──────── Records for the task
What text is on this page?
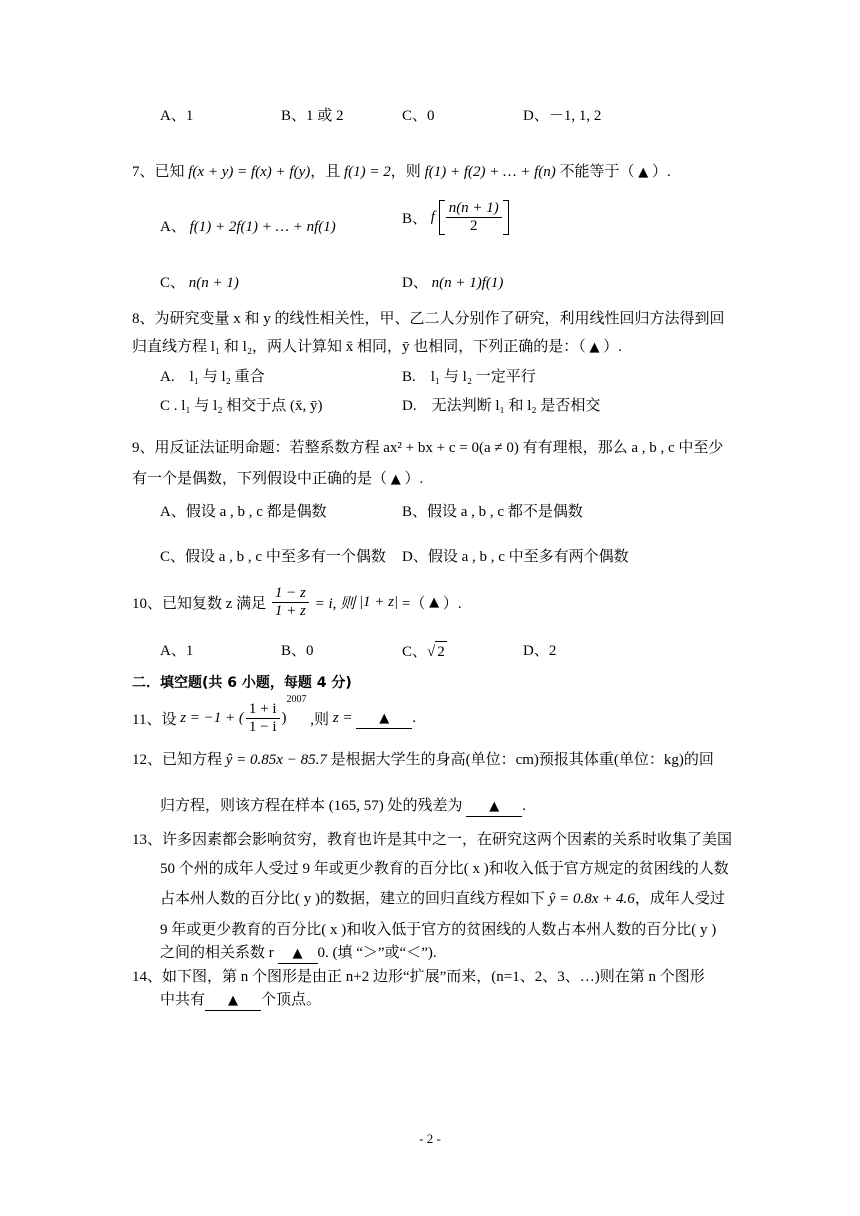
A、1	B、1 或 2	C、0	D、－1, 1, 2
7、已知 f(x + y) = f(x) + f(y)，且 f(1) = 2，则 f(1) + f(2) + … + f(n) 不能等于（ ▲ ）.
A、 f(1) + 2f(1) + … + nf(1)	B、 f $\frac{n(n + 1)}{2}$
C、 n(n + 1)	D、 n(n + 1)f(1)
8、为研究变量 x 和 y 的线性相关性，甲、乙二人分别作了研究，利用线性回归方法得到回
归直线方程 l₁ 和 l₂，两人计算知 x̄ 相同，ȳ 也相同，下列正确的是：（ ▲ ）.
A.　l₁ 与 l₂ 重合	B.　l₁ 与 l₂ 一定平行
C . l₁ 与 l₂ 相交于点 (x̄, ȳ)	D.　无法判断 l₁ 和 l₂ 是否相交
9、用反证法证明命题：若整系数方程 ax² + bx + c = 0(a ≠ 0) 有有理根，那么 a , b , c 中至少
有一个是偶数，下列假设中正确的是（ ▲ ）.
A、假设 a , b , c 都是偶数	B、假设 a , b , c 都不是偶数
C、假设 a , b , c 中至多有一个偶数 D、假设 a , b , c 中至多有两个偶数
10、已知复数 z 满足 $\frac{1 - z}{1 + z} = i$, 则 |1 + z| =（ ▲ ）.
A、1	B、0	C、√ 2	D、2
二．填空题(共 6 小题，每题 4 分)
11、设 z = −1 + ( $\frac{1 + i}{1 - i} )^{2007}$ ,则 z = ▲ .
12、已知方程 ŷ = 0.85x − 85.7 是根据大学生的身高(单位：cm)预报其体重(单位：kg)的回
归方程，则该方程在样本 (165, 57) 处的残差为 ▲ .
13、许多因素都会影响贫穷，教育也许是其中之一，在研究这两个因素的关系时收集了美国
50 个州的成年人受过 9 年或更少教育的百分比( x )和收入低于官方规定的贫困线的人数
占本州人数的百分比( y )的数据，建立的回归直线方程如下 ŷ = 0.8x + 4.6，成年人受过
9 年或更少教育的百分比( x )和收入低于官方的贫困线的人数占本州人数的百分比( y )
之间的相关系数 r ▲ 0. (填 “＞”或“＜”).
14、如下图，第 n 个图形是由正 n+2 边形“扩展”而来，(n=1、2、3、…)则在第 n 个图形
中共有 ▲ 个顶点。
- 2 -
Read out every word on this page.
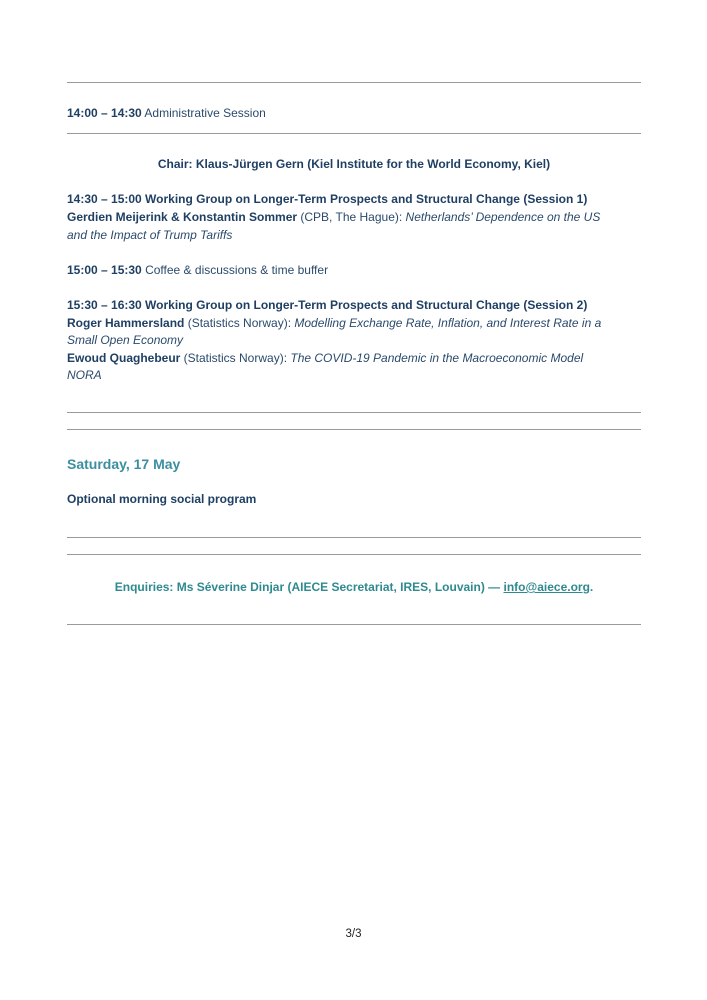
14:00 – 14:30 Administrative Session
Chair: Klaus-Jürgen Gern (Kiel Institute for the World Economy, Kiel)
14:30 – 15:00 Working Group on Longer-Term Prospects and Structural Change (Session 1)
Gerdien Meijerink & Konstantin Sommer (CPB, The Hague): Netherlands’ Dependence on the US
and the Impact of Trump Tariffs
15:00 – 15:30 Coffee & discussions & time buffer
15:30 – 16:30 Working Group on Longer-Term Prospects and Structural Change (Session 2)
Roger Hammersland (Statistics Norway): Modelling Exchange Rate, Inflation, and Interest Rate in a
Small Open Economy
Ewoud Quaghebeur (Statistics Norway): The COVID-19 Pandemic in the Macroeconomic Model
NORA
Saturday, 17 May
Optional morning social program
Enquiries: Ms Séverine Dinjar (AIECE Secretariat, IRES, Louvain) — info@aiece.org.
3/3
────────────────
(Problem description)
The required output is the lines from the one containing "Read out every word on this page." through the end of the records above, reproduced exactly, with no pictures.

(Solution below)
Read out every word on this page.
14:00 – 14:30 Administrative Session
Chair: Klaus-Jürgen Gern (Kiel Institute for the World Economy, Kiel)
14:30 – 15:00 Working Group on Longer-Term Prospects and Structural Change (Session 1)
Gerdien Meijerink & Konstantin Sommer (CPB, The Hague): Netherlands’ Dependence on the US
and the Impact of Trump Tariffs
15:00 – 15:30 Coffee & discussions & time buffer
15:30 – 16:30 Working Group on Longer-Term Prospects and Structural Change (Session 2)
Roger Hammersland (Statistics Norway): Modelling Exchange Rate, Inflation, and Interest Rate in a
Small Open Economy
Ewoud Quaghebeur (Statistics Norway): The COVID-19 Pandemic in the Macroeconomic Model
NORA
Saturday, 17 May
Optional morning social program
Enquiries: Ms Séverine Dinjar (AIECE Secretariat, IRES, Louvain) — info@aiece.org.
3/3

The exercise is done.